Given problem —
Omit the pictures and output every entry below exactly as written.

------------------------------------------------------------------------

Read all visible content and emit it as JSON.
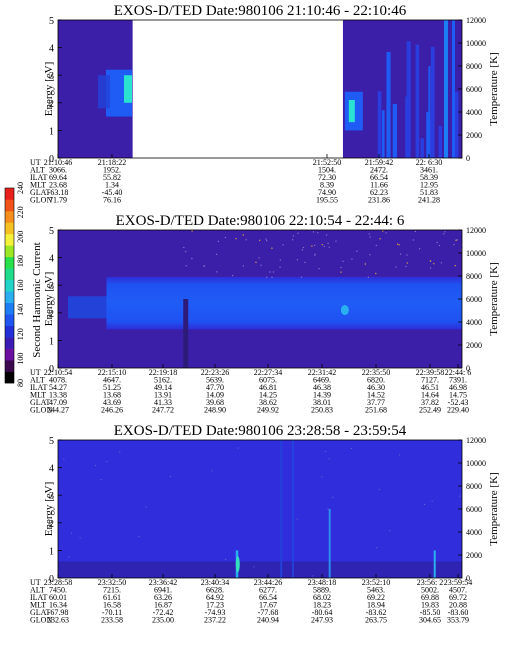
{
  "colorbar": {
    "label": "Second Harmonic Current",
    "ticks": [
      "240",
      "220",
      "200",
      "180",
      "160",
      "140",
      "120",
      "100",
      "80"
    ],
    "colors": [
      "#000000",
      "#3b0a4f",
      "#6a0fa0",
      "#3b1db5",
      "#2230d8",
      "#1f55f0",
      "#1c7df5",
      "#2aaef0",
      "#22d4c8",
      "#1fdc8c",
      "#28e04a",
      "#9be625",
      "#f5f03a",
      "#f5c022",
      "#f58e1c",
      "#f0541a",
      "#e8201c"
    ]
  },
  "panels": [
    {
      "title": "EXOS-D/TED   Date:980106  21:10:46 - 22:10:46",
      "y_label": "Energy [eV]",
      "y2_label": "Temperature [K]",
      "y_ticks": [
        "0",
        "1",
        "2",
        "3",
        "4",
        "5"
      ],
      "y2_ticks": [
        "0",
        "2000",
        "4000",
        "6000",
        "8000",
        "10000",
        "12000"
      ],
      "info_labels": [
        "UT",
        "ALT",
        "ILAT",
        "MLT",
        "GLAT",
        "GLON"
      ],
      "info_columns": [
        [
          "21:10:46",
          "3066.",
          "69.64",
          "23.68",
          "-63.18",
          "71.79"
        ],
        [
          "21:18:22",
          "1952.",
          "55.82",
          "1.34",
          "-45.40",
          "76.16"
        ],
        [
          "21:52:50",
          "1504.",
          "72.30",
          "8.39",
          "74.90",
          "195.55"
        ],
        [
          "21:59:42",
          "2472.",
          "66.54",
          "11.66",
          "62.23",
          "231.86"
        ],
        [
          "22: 6:30",
          "3461.",
          "58.39",
          "12.95",
          "51.83",
          "241.28"
        ]
      ]
    },
    {
      "title": "EXOS-D/TED   Date:980106  22:10:54 - 22:44: 6",
      "y_label": "Energy [eV]",
      "y2_label": "Temperature [K]",
      "y_ticks": [
        "0",
        "1",
        "2",
        "3",
        "4",
        "5"
      ],
      "y2_ticks": [
        "0",
        "2000",
        "4000",
        "6000",
        "8000",
        "10000",
        "12000"
      ],
      "info_labels": [
        "UT",
        "ALT",
        "ILAT",
        "MLT",
        "GLAT",
        "GLON"
      ],
      "info_columns": [
        [
          "22:10:54",
          "4078.",
          "54.27",
          "13.38",
          "47.09",
          "244.27"
        ],
        [
          "22:15:10",
          "4647.",
          "51.25",
          "13.68",
          "43.69",
          "246.26"
        ],
        [
          "22:19:18",
          "5162.",
          "49.14",
          "13.91",
          "41.33",
          "247.72"
        ],
        [
          "22:23:26",
          "5639.",
          "47.70",
          "14.09",
          "39.68",
          "248.90"
        ],
        [
          "22:27:34",
          "6075.",
          "46.81",
          "14.25",
          "38.62",
          "249.92"
        ],
        [
          "22:31:42",
          "6469.",
          "46.38",
          "14.39",
          "38.01",
          "250.83"
        ],
        [
          "22:35:50",
          "6820.",
          "46.30",
          "14.52",
          "37.77",
          "251.68"
        ],
        [
          "22:39:58",
          "7127.",
          "46.51",
          "14.64",
          "37.82",
          "252.49"
        ],
        [
          "22:44: 6",
          "7391.",
          "46.98",
          "14.75",
          "-52.43",
          "229.40"
        ]
      ]
    },
    {
      "title": "EXOS-D/TED   Date:980106  23:28:58 - 23:59:54",
      "y_label": "Energy [eV]",
      "y2_label": "Temperature [K]",
      "y_ticks": [
        "0",
        "1",
        "2",
        "3",
        "4",
        "5"
      ],
      "y2_ticks": [
        "0",
        "2000",
        "4000",
        "6000",
        "8000",
        "10000",
        "12000"
      ],
      "info_labels": [
        "UT",
        "ALT",
        "ILAT",
        "MLT",
        "GLAT",
        "GLON"
      ],
      "info_columns": [
        [
          "23:28:58",
          "7450.",
          "60.01",
          "16.34",
          "-67.98",
          "232.63"
        ],
        [
          "23:32:50",
          "7215.",
          "61.61",
          "16.58",
          "-70.11",
          "233.58"
        ],
        [
          "23:36:42",
          "6941.",
          "63.26",
          "16.87",
          "-72.42",
          "235.00"
        ],
        [
          "23:40:34",
          "6628.",
          "64.92",
          "17.23",
          "-74.93",
          "237.22"
        ],
        [
          "23:44:26",
          "6277.",
          "66.54",
          "17.67",
          "-77.68",
          "240.94"
        ],
        [
          "23:48:18",
          "5889.",
          "68.02",
          "18.23",
          "-80.64",
          "247.93"
        ],
        [
          "23:52:10",
          "5463.",
          "69.22",
          "18.94",
          "-83.62",
          "263.75"
        ],
        [
          "23:56: 2",
          "5002.",
          "69.88",
          "19.83",
          "-85.50",
          "304.65"
        ],
        [
          "23:59:54",
          "4507.",
          "69.72",
          "20.88",
          "-83.60",
          "353.79"
        ]
      ]
    }
  ],
  "chart_data": [
    {
      "type": "heatmap",
      "title": "EXOS-D/TED   Date:980106  21:10:46 - 22:10:46",
      "ylabel": "Energy [eV]",
      "y2label": "Temperature [K]",
      "ylim": [
        0,
        5
      ],
      "y2lim": [
        0,
        12000
      ],
      "x_range": [
        "21:10:46",
        "22:10:46"
      ],
      "data_gaps": [
        [
          "21:20:00",
          "21:52:40"
        ]
      ],
      "notes_data": "ion energy spectrogram, strong flux near 2.5 eV around 21:18 and 21:52-22:06"
    },
    {
      "type": "heatmap",
      "title": "EXOS-D/TED   Date:980106  22:10:54 - 22:44: 6",
      "ylabel": "Energy [eV]",
      "y2label": "Temperature [K]",
      "ylim": [
        0,
        5
      ],
      "y2lim": [
        0,
        12000
      ],
      "x_range": [
        "22:10:54",
        "22:44: 6"
      ],
      "band_eV": [
        1.5,
        3.2
      ]
    },
    {
      "type": "heatmap",
      "title": "EXOS-D/TED   Date:980106  23:28:58 - 23:59:54",
      "ylabel": "Energy [eV]",
      "y2label": "Temperature [K]",
      "ylim": [
        0,
        5
      ],
      "y2lim": [
        0,
        12000
      ],
      "x_range": [
        "23:28:58",
        "23:59:54"
      ],
      "spikes": [
        "23:38:00",
        "23:41:30",
        "23:45:10",
        "23:57:40"
      ]
    }
  ]
}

------------------------------------------------------------------------

Result of this task —
Read all visible content and emit it as JSON.
{
  "colorbar": {
    "label": "Second Harmonic Current",
    "ticks": [
      "240",
      "220",
      "200",
      "180",
      "160",
      "140",
      "120",
      "100",
      "80"
    ],
    "colors": [
      "#000000",
      "#3b0a4f",
      "#6a0fa0",
      "#3b1db5",
      "#2230d8",
      "#1f55f0",
      "#1c7df5",
      "#2aaef0",
      "#22d4c8",
      "#1fdc8c",
      "#28e04a",
      "#9be625",
      "#f5f03a",
      "#f5c022",
      "#f58e1c",
      "#f0541a",
      "#e8201c"
    ]
  },
  "panels": [
    {
      "title": "EXOS-D/TED   Date:980106  21:10:46 - 22:10:46",
      "y_label": "Energy [eV]",
      "y2_label": "Temperature [K]",
      "y_ticks": [
        "0",
        "1",
        "2",
        "3",
        "4",
        "5"
      ],
      "y2_ticks": [
        "0",
        "2000",
        "4000",
        "6000",
        "8000",
        "10000",
        "12000"
      ],
      "info_labels": [
        "UT",
        "ALT",
        "ILAT",
        "MLT",
        "GLAT",
        "GLON"
      ],
      "info_columns": [
        [
          "21:10:46",
          "3066.",
          "69.64",
          "23.68",
          "-63.18",
          "71.79"
        ],
        [
          "21:18:22",
          "1952.",
          "55.82",
          "1.34",
          "-45.40",
          "76.16"
        ],
        [
          "21:52:50",
          "1504.",
          "72.30",
          "8.39",
          "74.90",
          "195.55"
        ],
        [
          "21:59:42",
          "2472.",
          "66.54",
          "11.66",
          "62.23",
          "231.86"
        ],
        [
          "22: 6:30",
          "3461.",
          "58.39",
          "12.95",
          "51.83",
          "241.28"
        ]
      ]
    },
    {
      "title": "EXOS-D/TED   Date:980106  22:10:54 - 22:44: 6",
      "y_label": "Energy [eV]",
      "y2_label": "Temperature [K]",
      "y_ticks": [
        "0",
        "1",
        "2",
        "3",
        "4",
        "5"
      ],
      "y2_ticks": [
        "0",
        "2000",
        "4000",
        "6000",
        "8000",
        "10000",
        "12000"
      ],
      "info_labels": [
        "UT",
        "ALT",
        "ILAT",
        "MLT",
        "GLAT",
        "GLON"
      ],
      "info_columns": [
        [
          "22:10:54",
          "4078.",
          "54.27",
          "13.38",
          "47.09",
          "244.27"
        ],
        [
          "22:15:10",
          "4647.",
          "51.25",
          "13.68",
          "43.69",
          "246.26"
        ],
        [
          "22:19:18",
          "5162.",
          "49.14",
          "13.91",
          "41.33",
          "247.72"
        ],
        [
          "22:23:26",
          "5639.",
          "47.70",
          "14.09",
          "39.68",
          "248.90"
        ],
        [
          "22:27:34",
          "6075.",
          "46.81",
          "14.25",
          "38.62",
          "249.92"
        ],
        [
          "22:31:42",
          "6469.",
          "46.38",
          "14.39",
          "38.01",
          "250.83"
        ],
        [
          "22:35:50",
          "6820.",
          "46.30",
          "14.52",
          "37.77",
          "251.68"
        ],
        [
          "22:39:58",
          "7127.",
          "46.51",
          "14.64",
          "37.82",
          "252.49"
        ],
        [
          "22:44: 6",
          "7391.",
          "46.98",
          "14.75",
          "-52.43",
          "229.40"
        ]
      ]
    },
    {
      "title": "EXOS-D/TED   Date:980106  23:28:58 - 23:59:54",
      "y_label": "Energy [eV]",
      "y2_label": "Temperature [K]",
      "y_ticks": [
        "0",
        "1",
        "2",
        "3",
        "4",
        "5"
      ],
      "y2_ticks": [
        "0",
        "2000",
        "4000",
        "6000",
        "8000",
        "10000",
        "12000"
      ],
      "info_labels": [
        "UT",
        "ALT",
        "ILAT",
        "MLT",
        "GLAT",
        "GLON"
      ],
      "info_columns": [
        [
          "23:28:58",
          "7450.",
          "60.01",
          "16.34",
          "-67.98",
          "232.63"
        ],
        [
          "23:32:50",
          "7215.",
          "61.61",
          "16.58",
          "-70.11",
          "233.58"
        ],
        [
          "23:36:42",
          "6941.",
          "63.26",
          "16.87",
          "-72.42",
          "235.00"
        ],
        [
          "23:40:34",
          "6628.",
          "64.92",
          "17.23",
          "-74.93",
          "237.22"
        ],
        [
          "23:44:26",
          "6277.",
          "66.54",
          "17.67",
          "-77.68",
          "240.94"
        ],
        [
          "23:48:18",
          "5889.",
          "68.02",
          "18.23",
          "-80.64",
          "247.93"
        ],
        [
          "23:52:10",
          "5463.",
          "69.22",
          "18.94",
          "-83.62",
          "263.75"
        ],
        [
          "23:56: 2",
          "5002.",
          "69.88",
          "19.83",
          "-85.50",
          "304.65"
        ],
        [
          "23:59:54",
          "4507.",
          "69.72",
          "20.88",
          "-83.60",
          "353.79"
        ]
      ]
    }
  ],
  "chart_data": [
    {
      "type": "heatmap",
      "title": "EXOS-D/TED   Date:980106  21:10:46 - 22:10:46",
      "ylabel": "Energy [eV]",
      "y2label": "Temperature [K]",
      "ylim": [
        0,
        5
      ],
      "y2lim": [
        0,
        12000
      ],
      "x_range": [
        "21:10:46",
        "22:10:46"
      ],
      "data_gaps": [
        [
          "21:20:00",
          "21:52:40"
        ]
      ],
      "notes_data": "ion energy spectrogram, strong flux near 2.5 eV around 21:18 and 21:52-22:06"
    },
    {
      "type": "heatmap",
      "title": "EXOS-D/TED   Date:980106  22:10:54 - 22:44: 6",
      "ylabel": "Energy [eV]",
      "y2label": "Temperature [K]",
      "ylim": [
        0,
        5
      ],
      "y2lim": [
        0,
        12000
      ],
      "x_range": [
        "22:10:54",
        "22:44: 6"
      ],
      "band_eV": [
        1.5,
        3.2
      ]
    },
    {
      "type": "heatmap",
      "title": "EXOS-D/TED   Date:980106  23:28:58 - 23:59:54",
      "ylabel": "Energy [eV]",
      "y2label": "Temperature [K]",
      "ylim": [
        0,
        5
      ],
      "y2lim": [
        0,
        12000
      ],
      "x_range": [
        "23:28:58",
        "23:59:54"
      ],
      "spikes": [
        "23:38:00",
        "23:41:30",
        "23:45:10",
        "23:57:40"
      ]
    }
  ]
}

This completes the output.